◆ **MATERIAL FOR THIS TASK**:
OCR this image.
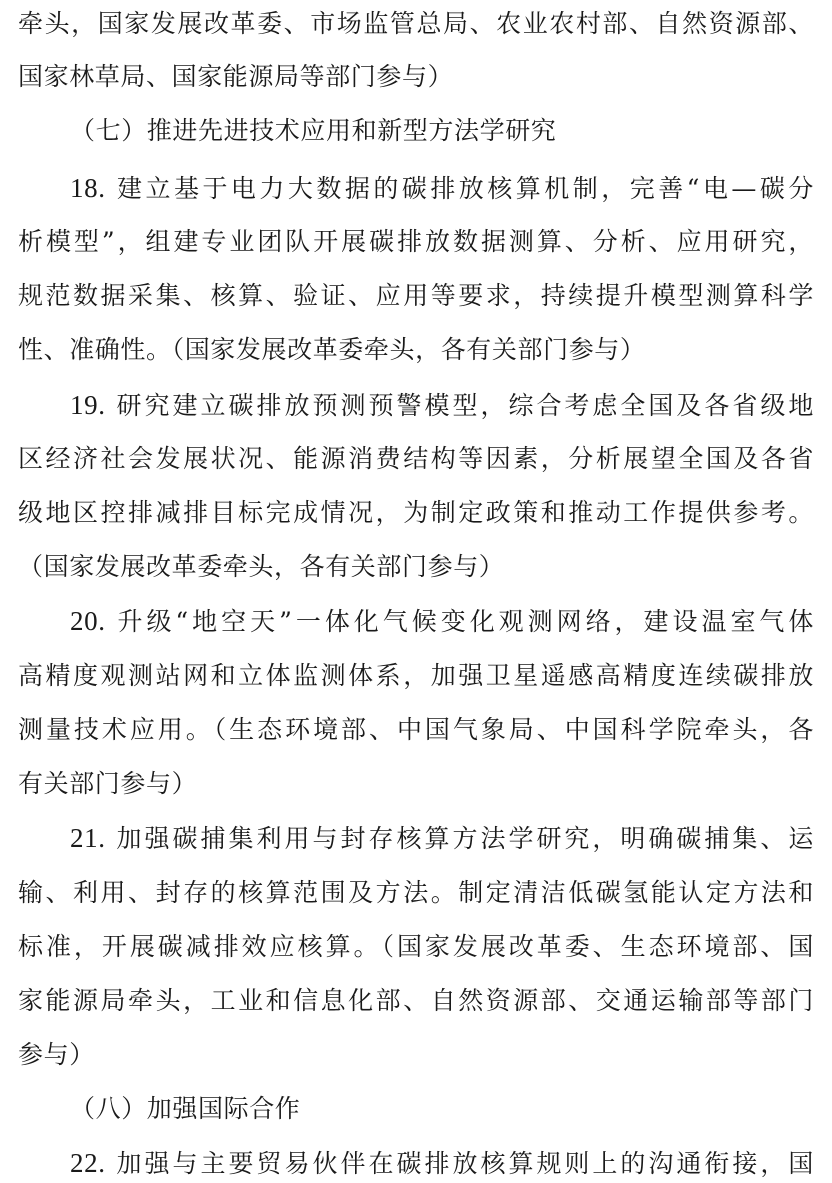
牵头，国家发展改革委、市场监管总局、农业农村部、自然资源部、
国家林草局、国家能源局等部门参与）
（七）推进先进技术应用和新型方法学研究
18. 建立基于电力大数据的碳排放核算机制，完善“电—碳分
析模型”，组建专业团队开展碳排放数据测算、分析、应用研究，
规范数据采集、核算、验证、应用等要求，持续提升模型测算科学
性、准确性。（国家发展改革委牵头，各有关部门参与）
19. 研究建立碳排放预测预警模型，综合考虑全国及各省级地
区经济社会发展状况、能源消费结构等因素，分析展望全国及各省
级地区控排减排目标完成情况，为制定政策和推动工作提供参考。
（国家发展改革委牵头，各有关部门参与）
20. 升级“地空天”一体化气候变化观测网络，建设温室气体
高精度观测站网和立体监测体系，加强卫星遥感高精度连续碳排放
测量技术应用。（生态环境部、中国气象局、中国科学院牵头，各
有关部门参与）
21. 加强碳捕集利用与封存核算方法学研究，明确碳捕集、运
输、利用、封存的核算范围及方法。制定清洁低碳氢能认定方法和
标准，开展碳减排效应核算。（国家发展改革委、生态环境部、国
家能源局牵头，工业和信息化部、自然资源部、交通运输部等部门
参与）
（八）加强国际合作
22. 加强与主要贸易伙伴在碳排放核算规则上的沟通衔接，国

...

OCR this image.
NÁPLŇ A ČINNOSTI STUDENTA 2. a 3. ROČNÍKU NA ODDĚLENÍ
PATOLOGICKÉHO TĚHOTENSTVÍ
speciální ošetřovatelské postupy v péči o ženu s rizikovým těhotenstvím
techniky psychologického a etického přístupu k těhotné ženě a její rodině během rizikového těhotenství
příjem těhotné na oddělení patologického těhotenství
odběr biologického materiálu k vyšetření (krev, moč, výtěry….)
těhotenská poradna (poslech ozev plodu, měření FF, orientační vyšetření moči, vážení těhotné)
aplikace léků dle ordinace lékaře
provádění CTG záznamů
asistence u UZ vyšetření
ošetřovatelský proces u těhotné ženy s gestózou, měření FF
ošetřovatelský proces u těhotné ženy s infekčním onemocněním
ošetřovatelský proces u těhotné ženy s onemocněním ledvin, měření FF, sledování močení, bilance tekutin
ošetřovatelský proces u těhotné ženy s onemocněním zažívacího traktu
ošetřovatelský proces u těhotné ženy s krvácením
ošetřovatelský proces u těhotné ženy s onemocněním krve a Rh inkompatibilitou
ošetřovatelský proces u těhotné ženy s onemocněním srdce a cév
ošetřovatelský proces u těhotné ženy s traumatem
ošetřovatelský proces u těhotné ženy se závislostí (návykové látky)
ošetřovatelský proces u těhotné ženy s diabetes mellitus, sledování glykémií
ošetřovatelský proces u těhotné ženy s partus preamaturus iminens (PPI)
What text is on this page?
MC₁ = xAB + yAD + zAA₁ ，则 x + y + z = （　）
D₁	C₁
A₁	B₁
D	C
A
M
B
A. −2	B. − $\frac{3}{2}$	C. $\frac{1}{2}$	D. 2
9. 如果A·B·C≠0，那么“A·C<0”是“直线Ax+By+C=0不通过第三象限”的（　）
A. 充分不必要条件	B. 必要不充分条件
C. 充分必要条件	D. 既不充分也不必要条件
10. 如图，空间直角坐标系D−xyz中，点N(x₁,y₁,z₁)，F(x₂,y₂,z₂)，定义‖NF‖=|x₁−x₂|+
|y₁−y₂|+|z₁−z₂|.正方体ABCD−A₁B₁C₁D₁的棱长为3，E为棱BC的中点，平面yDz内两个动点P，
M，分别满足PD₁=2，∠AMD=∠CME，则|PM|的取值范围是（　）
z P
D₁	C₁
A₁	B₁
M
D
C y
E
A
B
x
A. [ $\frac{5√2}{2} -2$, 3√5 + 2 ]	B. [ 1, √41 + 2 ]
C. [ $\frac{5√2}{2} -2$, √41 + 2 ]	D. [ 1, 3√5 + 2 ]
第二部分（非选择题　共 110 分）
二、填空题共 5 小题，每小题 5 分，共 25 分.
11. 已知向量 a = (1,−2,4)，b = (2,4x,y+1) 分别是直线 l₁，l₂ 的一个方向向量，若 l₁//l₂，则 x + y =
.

◆ **TASK DETAILS**: Which lines hold the word "měření"? Copy every one of them.

◆ **EXPECTED ANSWER**:
těhotenská poradna (poslech ozev plodu, měření FF, orientační vyšetření moči, vážení těhotné)
ošetřovatelský proces u těhotné ženy s gestózou, měření FF
ošetřovatelský proces u těhotné ženy s onemocněním ledvin, měření FF, sledování močení, bilance tekutin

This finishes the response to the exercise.